### TASK GOAL:
Render each line of the records as an item in a JSON list of strings, one string per line, and omit blank lines.

### MATERIAL FOR THIS TASK:
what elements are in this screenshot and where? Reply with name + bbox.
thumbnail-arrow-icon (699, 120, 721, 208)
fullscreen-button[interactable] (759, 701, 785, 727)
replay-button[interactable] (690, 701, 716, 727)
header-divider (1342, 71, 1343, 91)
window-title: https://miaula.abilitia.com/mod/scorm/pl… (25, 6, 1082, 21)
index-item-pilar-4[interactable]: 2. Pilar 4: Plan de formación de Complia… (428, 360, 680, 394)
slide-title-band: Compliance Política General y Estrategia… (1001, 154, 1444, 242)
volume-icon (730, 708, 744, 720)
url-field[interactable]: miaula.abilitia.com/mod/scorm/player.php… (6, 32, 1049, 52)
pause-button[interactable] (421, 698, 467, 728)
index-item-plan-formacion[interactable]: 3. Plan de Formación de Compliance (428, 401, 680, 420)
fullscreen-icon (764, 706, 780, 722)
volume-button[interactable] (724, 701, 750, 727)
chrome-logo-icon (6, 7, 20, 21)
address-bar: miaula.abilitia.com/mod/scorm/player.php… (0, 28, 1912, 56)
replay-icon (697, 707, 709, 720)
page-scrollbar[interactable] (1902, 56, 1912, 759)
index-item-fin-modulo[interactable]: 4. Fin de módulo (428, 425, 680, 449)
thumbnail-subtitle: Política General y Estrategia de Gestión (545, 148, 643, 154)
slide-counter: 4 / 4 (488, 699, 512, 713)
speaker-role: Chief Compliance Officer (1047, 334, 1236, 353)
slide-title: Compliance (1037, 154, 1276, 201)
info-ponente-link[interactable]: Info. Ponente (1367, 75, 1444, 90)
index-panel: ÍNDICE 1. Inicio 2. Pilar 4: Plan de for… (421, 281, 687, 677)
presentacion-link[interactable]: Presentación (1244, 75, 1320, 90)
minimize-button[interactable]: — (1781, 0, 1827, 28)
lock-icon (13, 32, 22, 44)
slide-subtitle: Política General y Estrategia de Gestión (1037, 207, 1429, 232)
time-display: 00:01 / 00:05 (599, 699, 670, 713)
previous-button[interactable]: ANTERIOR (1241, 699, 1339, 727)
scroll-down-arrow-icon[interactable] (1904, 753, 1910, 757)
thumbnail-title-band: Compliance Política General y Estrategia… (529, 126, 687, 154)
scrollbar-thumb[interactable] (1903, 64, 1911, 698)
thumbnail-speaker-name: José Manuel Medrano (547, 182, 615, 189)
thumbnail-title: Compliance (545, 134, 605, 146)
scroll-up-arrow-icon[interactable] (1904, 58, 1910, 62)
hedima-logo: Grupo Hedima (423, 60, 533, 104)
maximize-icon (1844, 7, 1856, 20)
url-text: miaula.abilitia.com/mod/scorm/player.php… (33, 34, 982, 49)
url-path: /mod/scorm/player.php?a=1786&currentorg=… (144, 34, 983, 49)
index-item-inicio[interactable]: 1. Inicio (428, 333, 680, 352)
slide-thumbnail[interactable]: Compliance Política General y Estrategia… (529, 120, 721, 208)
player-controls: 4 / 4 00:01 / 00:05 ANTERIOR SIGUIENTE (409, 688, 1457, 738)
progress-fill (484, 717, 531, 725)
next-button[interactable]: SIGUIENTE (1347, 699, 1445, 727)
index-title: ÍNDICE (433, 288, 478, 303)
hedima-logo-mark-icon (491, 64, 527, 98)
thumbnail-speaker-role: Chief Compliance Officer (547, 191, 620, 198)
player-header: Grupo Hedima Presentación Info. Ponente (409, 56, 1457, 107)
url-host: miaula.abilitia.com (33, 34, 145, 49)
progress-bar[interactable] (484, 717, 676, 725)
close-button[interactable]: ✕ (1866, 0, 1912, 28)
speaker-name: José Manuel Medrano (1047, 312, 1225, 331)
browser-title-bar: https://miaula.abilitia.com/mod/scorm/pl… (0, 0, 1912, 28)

### COMPLETE OUTPUT:
[
  "what elements are in this screenshot and where? Reply with name + bbox.",
  "thumbnail-arrow-icon (699, 120, 721, 208)",
  "fullscreen-button[interactable] (759, 701, 785, 727)",
  "replay-button[interactable] (690, 701, 716, 727)",
  "header-divider (1342, 71, 1343, 91)",
  "window-title: https://miaula.abilitia.com/mod/scorm/pl… (25, 6, 1082, 21)",
  "index-item-pilar-4[interactable]: 2. Pilar 4: Plan de formación de Complia… (428, 360, 680, 394)",
  "slide-title-band: Compliance Política General y Estrategia… (1001, 154, 1444, 242)",
  "volume-icon (730, 708, 744, 720)",
  "url-field[interactable]: miaula.abilitia.com/mod/scorm/player.php… (6, 32, 1049, 52)",
  "pause-button[interactable] (421, 698, 467, 728)",
  "index-item-plan-formacion[interactable]: 3. Plan de Formación de Compliance (428, 401, 680, 420)",
  "fullscreen-icon (764, 706, 780, 722)",
  "volume-button[interactable] (724, 701, 750, 727)",
  "chrome-logo-icon (6, 7, 20, 21)",
  "address-bar: miaula.abilitia.com/mod/scorm/player.php… (0, 28, 1912, 56)",
  "replay-icon (697, 707, 709, 720)",
  "page-scrollbar[interactable] (1902, 56, 1912, 759)",
  "index-item-fin-modulo[interactable]: 4. Fin de módulo (428, 425, 680, 449)",
  "thumbnail-subtitle: Política General y Estrategia de Gestión (545, 148, 643, 154)",
  "slide-counter: 4 / 4 (488, 699, 512, 713)",
  "speaker-role: Chief Compliance Officer (1047, 334, 1236, 353)",
  "slide-title: Compliance (1037, 154, 1276, 201)",
  "info-ponente-link[interactable]: Info. Ponente (1367, 75, 1444, 90)",
  "index-panel: ÍNDICE 1. Inicio 2. Pilar 4: Plan de for… (421, 281, 687, 677)",
  "presentacion-link[interactable]: Presentación (1244, 75, 1320, 90)",
  "minimize-button[interactable]: — (1781, 0, 1827, 28)",
  "lock-icon (13, 32, 22, 44)",
  "slide-subtitle: Política General y Estrategia de Gestión (1037, 207, 1429, 232)",
  "time-display: 00:01 / 00:05 (599, 699, 670, 713)",
  "previous-button[interactable]: ANTERIOR (1241, 699, 1339, 727)",
  "scroll-down-arrow-icon[interactable] (1904, 753, 1910, 757)",
  "thumbnail-title-band: Compliance Política General y Estrategia… (529, 126, 687, 154)",
  "scrollbar-thumb[interactable] (1903, 64, 1911, 698)",
  "thumbnail-speaker-name: José Manuel Medrano (547, 182, 615, 189)",
  "thumbnail-title: Compliance (545, 134, 605, 146)",
  "scroll-up-arrow-icon[interactable] (1904, 58, 1910, 62)",
  "hedima-logo: Grupo Hedima (423, 60, 533, 104)",
  "maximize-icon (1844, 7, 1856, 20)",
  "url-text: miaula.abilitia.com/mod/scorm/player.php… (33, 34, 982, 49)",
  "url-path: /mod/scorm/player.php?a=1786&currentorg=… (144, 34, 983, 49)",
  "index-item-inicio[interactable]: 1. Inicio (428, 333, 680, 352)",
  "slide-thumbnail[interactable]: Compliance Política General y Estrategia… (529, 120, 721, 208)",
  "player-controls: 4 / 4 00:01 / 00:05 ANTERIOR SIGUIENTE (409, 688, 1457, 738)",
  "progress-fill (484, 717, 531, 725)",
  "next-button[interactable]: SIGUIENTE (1347, 699, 1445, 727)",
  "index-title: ÍNDICE (433, 288, 478, 303)",
  "hedima-logo-mark-icon (491, 64, 527, 98)",
  "thumbnail-speaker-role: Chief Compliance Officer (547, 191, 620, 198)",
  "player-header: Grupo Hedima Presentación Info. Ponente (409, 56, 1457, 107)",
  "url-host: miaula.abilitia.com (33, 34, 145, 49)",
  "progress-bar[interactable] (484, 717, 676, 725)",
  "close-button[interactable]: ✕ (1866, 0, 1912, 28)",
  "speaker-name: José Manuel Medrano (1047, 312, 1225, 331)",
  "browser-title-bar: https://miaula.abilitia.com/mod/scorm/pl… (0, 0, 1912, 28)"
]